Output each line exactly as it appears, skipping any embedded picture.

Data entries for graphics:
◆ ◆ ◆ ◆

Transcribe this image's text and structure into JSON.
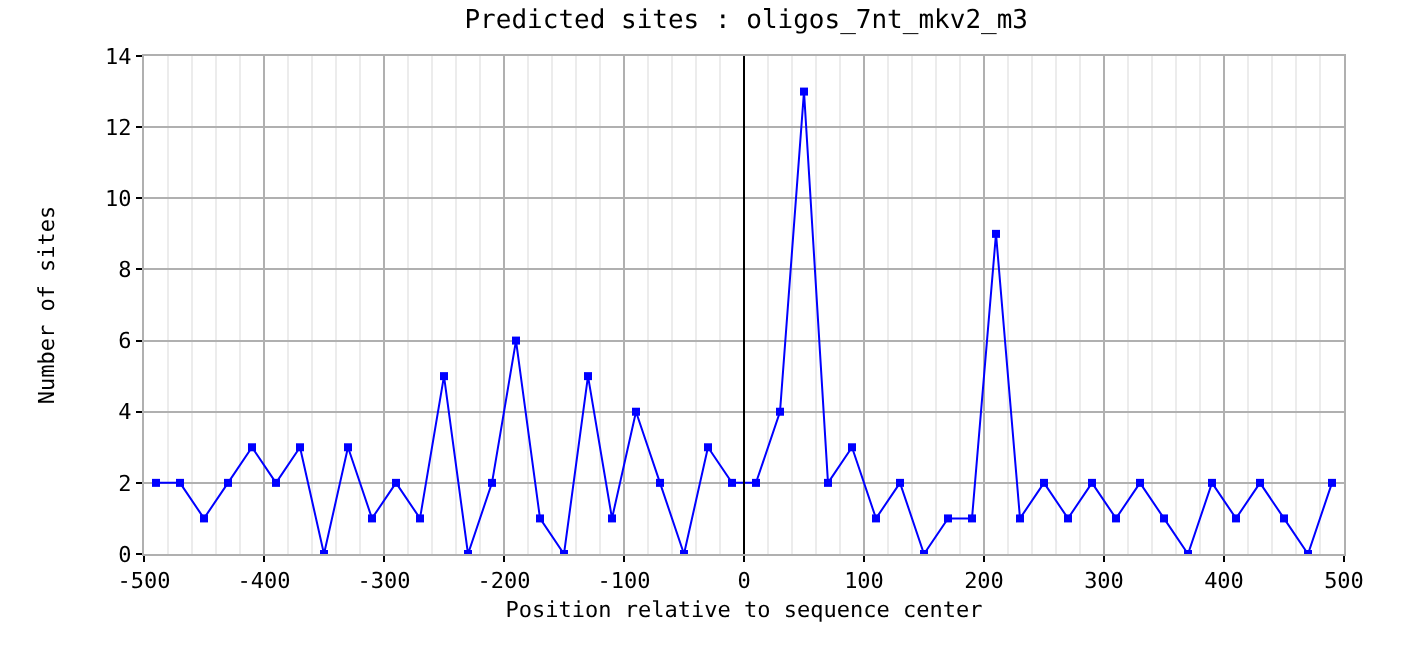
{
  "chart_data": {
    "type": "line",
    "title": "Predicted sites : oligos_7nt_mkv2_m3",
    "xlabel": "Position relative to sequence center",
    "ylabel": "Number of sites",
    "x": [
      -490,
      -470,
      -450,
      -430,
      -410,
      -390,
      -370,
      -350,
      -330,
      -310,
      -290,
      -270,
      -250,
      -230,
      -210,
      -190,
      -170,
      -150,
      -130,
      -110,
      -90,
      -70,
      -50,
      -30,
      -10,
      10,
      30,
      50,
      70,
      90,
      110,
      130,
      150,
      170,
      190,
      210,
      230,
      250,
      270,
      290,
      310,
      330,
      350,
      370,
      390,
      410,
      430,
      450,
      470,
      490
    ],
    "series": [
      {
        "color": "#0000ff",
        "values": [
          2,
          2,
          1,
          2,
          3,
          2,
          3,
          0,
          3,
          1,
          2,
          1,
          5,
          0,
          2,
          6,
          1,
          0,
          5,
          1,
          4,
          2,
          0,
          3,
          2,
          2,
          4,
          13,
          2,
          3,
          1,
          2,
          0,
          1,
          1,
          9,
          1,
          2,
          1,
          2,
          1,
          2,
          1,
          0,
          2,
          1,
          2,
          1,
          0,
          2
        ]
      }
    ],
    "xlim": [
      -500,
      500
    ],
    "xticks": [
      -500,
      -400,
      -300,
      -200,
      -100,
      0,
      100,
      200,
      300,
      400,
      500
    ],
    "ylim": [
      0,
      14
    ],
    "yticks": [
      0,
      2,
      4,
      6,
      8,
      10,
      12,
      14
    ],
    "grid": true,
    "marker": "square",
    "line_style": "solid",
    "ref_lines": [
      {
        "axis": "x",
        "value": 0,
        "color": "#000000"
      }
    ]
  }
}
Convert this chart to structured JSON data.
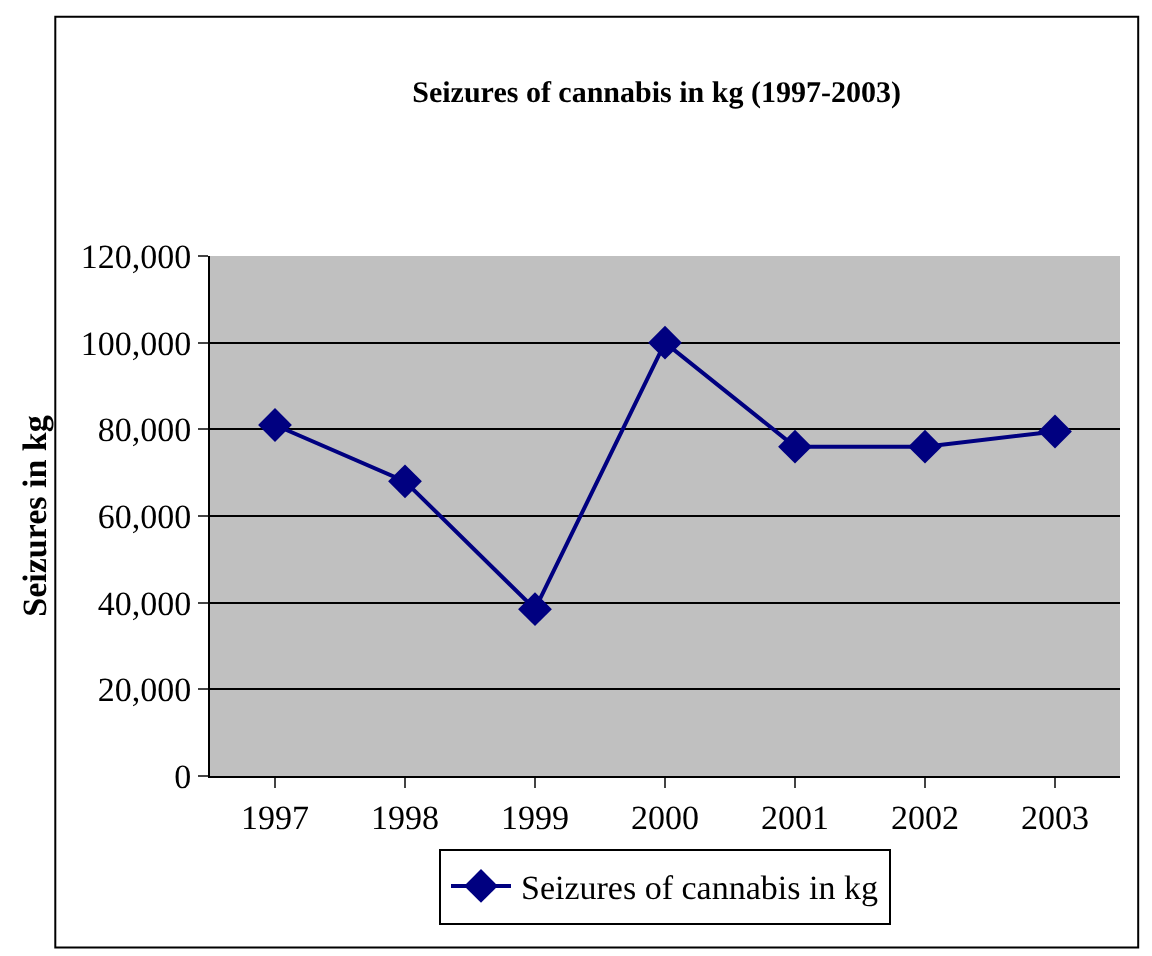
{
  "chart_data": {
    "type": "line",
    "title": "Seizures of cannabis in kg (1997-2003)",
    "ylabel": "Seizures in kg",
    "categories": [
      "1997",
      "1998",
      "1999",
      "2000",
      "2001",
      "2002",
      "2003"
    ],
    "series": [
      {
        "name": "Seizures of cannabis in kg",
        "color": "#000080",
        "values": [
          81000,
          68000,
          38500,
          100000,
          76000,
          76000,
          79500
        ]
      }
    ],
    "ylim": [
      0,
      120000
    ],
    "yticks": [
      {
        "value": 0,
        "label": "0"
      },
      {
        "value": 20000,
        "label": "20,000"
      },
      {
        "value": 40000,
        "label": "40,000"
      },
      {
        "value": 60000,
        "label": "60,000"
      },
      {
        "value": 80000,
        "label": "80,000"
      },
      {
        "value": 100000,
        "label": "100,000"
      },
      {
        "value": 120000,
        "label": "120,000"
      }
    ],
    "grid": "y",
    "legend": "bottom",
    "marker": "diamond",
    "line_style": "solid"
  }
}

◆ ◆ ◆ ◆

EXERCISE ANSWER:
Transcribe this image's text and structure into JSON.
{
  "chart_data": {
    "type": "line",
    "title": "Predicted sites : oligos_7nt_mkv2_m3",
    "xlabel": "Position relative to sequence center",
    "ylabel": "Number of sites",
    "x": [
      -490,
      -470,
      -450,
      -430,
      -410,
      -390,
      -370,
      -350,
      -330,
      -310,
      -290,
      -270,
      -250,
      -230,
      -210,
      -190,
      -170,
      -150,
      -130,
      -110,
      -90,
      -70,
      -50,
      -30,
      -10,
      10,
      30,
      50,
      70,
      90,
      110,
      130,
      150,
      170,
      190,
      210,
      230,
      250,
      270,
      290,
      310,
      330,
      350,
      370,
      390,
      410,
      430,
      450,
      470,
      490
    ],
    "series": [
      {
        "color": "#0000ff",
        "values": [
          2,
          2,
          1,
          2,
          3,
          2,
          3,
          0,
          3,
          1,
          2,
          1,
          5,
          0,
          2,
          6,
          1,
          0,
          5,
          1,
          4,
          2,
          0,
          3,
          2,
          2,
          4,
          13,
          2,
          3,
          1,
          2,
          0,
          1,
          1,
          9,
          1,
          2,
          1,
          2,
          1,
          2,
          1,
          0,
          2,
          1,
          2,
          1,
          0,
          2
        ]
      }
    ],
    "xlim": [
      -500,
      500
    ],
    "xticks": [
      -500,
      -400,
      -300,
      -200,
      -100,
      0,
      100,
      200,
      300,
      400,
      500
    ],
    "ylim": [
      0,
      14
    ],
    "yticks": [
      0,
      2,
      4,
      6,
      8,
      10,
      12,
      14
    ],
    "grid": true,
    "marker": "square",
    "line_style": "solid",
    "ref_lines": [
      {
        "axis": "x",
        "value": 0,
        "color": "#000000"
      }
    ]
  }
}
Convert this chart to structured JSON data.
{
  "chart_data": {
    "type": "line",
    "title": "Seizures of cannabis in kg (1997-2003)",
    "ylabel": "Seizures in kg",
    "categories": [
      "1997",
      "1998",
      "1999",
      "2000",
      "2001",
      "2002",
      "2003"
    ],
    "series": [
      {
        "name": "Seizures of cannabis in kg",
        "color": "#000080",
        "values": [
          81000,
          68000,
          38500,
          100000,
          76000,
          76000,
          79500
        ]
      }
    ],
    "ylim": [
      0,
      120000
    ],
    "yticks": [
      {
        "value": 0,
        "label": "0"
      },
      {
        "value": 20000,
        "label": "20,000"
      },
      {
        "value": 40000,
        "label": "40,000"
      },
      {
        "value": 60000,
        "label": "60,000"
      },
      {
        "value": 80000,
        "label": "80,000"
      },
      {
        "value": 100000,
        "label": "100,000"
      },
      {
        "value": 120000,
        "label": "120,000"
      }
    ],
    "grid": "y",
    "legend": "bottom",
    "marker": "diamond",
    "line_style": "solid"
  }
}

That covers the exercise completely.